_GIVEN REQUEST:_
Every entry that follows should be reproduced exactly.

_____

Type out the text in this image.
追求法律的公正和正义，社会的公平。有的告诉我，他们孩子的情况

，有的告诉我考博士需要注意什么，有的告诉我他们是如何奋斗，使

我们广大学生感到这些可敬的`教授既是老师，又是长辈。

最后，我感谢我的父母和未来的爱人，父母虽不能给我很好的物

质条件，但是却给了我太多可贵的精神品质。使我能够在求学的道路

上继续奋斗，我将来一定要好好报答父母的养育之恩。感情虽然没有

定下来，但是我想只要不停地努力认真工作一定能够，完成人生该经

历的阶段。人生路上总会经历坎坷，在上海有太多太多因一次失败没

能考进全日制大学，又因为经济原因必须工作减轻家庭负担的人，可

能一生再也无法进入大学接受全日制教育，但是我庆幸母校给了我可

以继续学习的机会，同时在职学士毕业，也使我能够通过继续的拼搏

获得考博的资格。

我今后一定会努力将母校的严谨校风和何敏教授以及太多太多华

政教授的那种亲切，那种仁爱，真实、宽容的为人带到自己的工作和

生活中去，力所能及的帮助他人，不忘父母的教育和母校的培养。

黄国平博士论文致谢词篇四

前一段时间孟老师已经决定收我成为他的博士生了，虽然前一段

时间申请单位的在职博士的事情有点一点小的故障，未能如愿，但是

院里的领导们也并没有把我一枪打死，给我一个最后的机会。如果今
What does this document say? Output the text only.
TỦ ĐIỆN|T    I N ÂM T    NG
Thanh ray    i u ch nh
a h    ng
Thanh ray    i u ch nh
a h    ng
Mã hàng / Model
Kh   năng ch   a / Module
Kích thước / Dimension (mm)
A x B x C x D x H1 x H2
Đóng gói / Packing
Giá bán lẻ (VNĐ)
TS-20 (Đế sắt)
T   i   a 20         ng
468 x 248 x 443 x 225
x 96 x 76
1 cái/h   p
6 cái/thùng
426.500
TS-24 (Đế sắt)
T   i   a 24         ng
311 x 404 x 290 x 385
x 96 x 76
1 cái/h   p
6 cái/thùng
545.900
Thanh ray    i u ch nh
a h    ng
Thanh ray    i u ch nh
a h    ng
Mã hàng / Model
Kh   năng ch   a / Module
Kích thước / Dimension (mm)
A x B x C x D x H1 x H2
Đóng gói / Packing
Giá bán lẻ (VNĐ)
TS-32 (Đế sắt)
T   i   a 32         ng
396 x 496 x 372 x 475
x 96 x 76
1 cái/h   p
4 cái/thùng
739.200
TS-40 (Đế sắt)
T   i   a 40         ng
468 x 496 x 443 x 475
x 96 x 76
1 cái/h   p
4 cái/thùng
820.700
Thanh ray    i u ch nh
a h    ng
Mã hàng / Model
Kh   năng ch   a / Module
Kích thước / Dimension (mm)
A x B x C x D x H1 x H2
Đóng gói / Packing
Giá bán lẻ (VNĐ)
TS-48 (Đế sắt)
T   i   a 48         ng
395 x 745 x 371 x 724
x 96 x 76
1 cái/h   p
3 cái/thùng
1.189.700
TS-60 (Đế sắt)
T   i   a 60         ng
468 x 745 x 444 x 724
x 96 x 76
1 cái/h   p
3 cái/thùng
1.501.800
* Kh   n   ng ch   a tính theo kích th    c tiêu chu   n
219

_____

_OUTPUT FOR THIS EXERCISE:_
Type out the text in this image.
追求法律的公正和正义，社会的公平。有的告诉我，他们孩子的情况

，有的告诉我考博士需要注意什么，有的告诉我他们是如何奋斗，使

我们广大学生感到这些可敬的`教授既是老师，又是长辈。

最后，我感谢我的父母和未来的爱人，父母虽不能给我很好的物

质条件，但是却给了我太多可贵的精神品质。使我能够在求学的道路

上继续奋斗，我将来一定要好好报答父母的养育之恩。感情虽然没有

定下来，但是我想只要不停地努力认真工作一定能够，完成人生该经

历的阶段。人生路上总会经历坎坷，在上海有太多太多因一次失败没

能考进全日制大学，又因为经济原因必须工作减轻家庭负担的人，可

能一生再也无法进入大学接受全日制教育，但是我庆幸母校给了我可

以继续学习的机会，同时在职学士毕业，也使我能够通过继续的拼搏

获得考博的资格。

我今后一定会努力将母校的严谨校风和何敏教授以及太多太多华

政教授的那种亲切，那种仁爱，真实、宽容的为人带到自己的工作和

生活中去，力所能及的帮助他人，不忘父母的教育和母校的培养。

黄国平博士论文致谢词篇四

前一段时间孟老师已经决定收我成为他的博士生了，虽然前一段

时间申请单位的在职博士的事情有点一点小的故障，未能如愿，但是

院里的领导们也并没有把我一枪打死，给我一个最后的机会。如果今
What does this document say? Output the text only.
TỦ ĐIỆN|T    I N ÂM T    NG
Thanh ray    i u ch nh
a h    ng
Thanh ray    i u ch nh
a h    ng
Mã hàng / Model
Kh   năng ch   a / Module
Kích thước / Dimension (mm)
A x B x C x D x H1 x H2
Đóng gói / Packing
Giá bán lẻ (VNĐ)
TS-20 (Đế sắt)
T   i   a 20         ng
468 x 248 x 443 x 225
x 96 x 76
1 cái/h   p
6 cái/thùng
426.500
TS-24 (Đế sắt)
T   i   a 24         ng
311 x 404 x 290 x 385
x 96 x 76
1 cái/h   p
6 cái/thùng
545.900
Thanh ray    i u ch nh
a h    ng
Thanh ray    i u ch nh
a h    ng
Mã hàng / Model
Kh   năng ch   a / Module
Kích thước / Dimension (mm)
A x B x C x D x H1 x H2
Đóng gói / Packing
Giá bán lẻ (VNĐ)
TS-32 (Đế sắt)
T   i   a 32         ng
396 x 496 x 372 x 475
x 96 x 76
1 cái/h   p
4 cái/thùng
739.200
TS-40 (Đế sắt)
T   i   a 40         ng
468 x 496 x 443 x 475
x 96 x 76
1 cái/h   p
4 cái/thùng
820.700
Thanh ray    i u ch nh
a h    ng
Mã hàng / Model
Kh   năng ch   a / Module
Kích thước / Dimension (mm)
A x B x C x D x H1 x H2
Đóng gói / Packing
Giá bán lẻ (VNĐ)
TS-48 (Đế sắt)
T   i   a 48         ng
395 x 745 x 371 x 724
x 96 x 76
1 cái/h   p
3 cái/thùng
1.189.700
TS-60 (Đế sắt)
T   i   a 60         ng
468 x 745 x 444 x 724
x 96 x 76
1 cái/h   p
3 cái/thùng
1.501.800
* Kh   n   ng ch   a tính theo kích th    c tiêu chu   n
219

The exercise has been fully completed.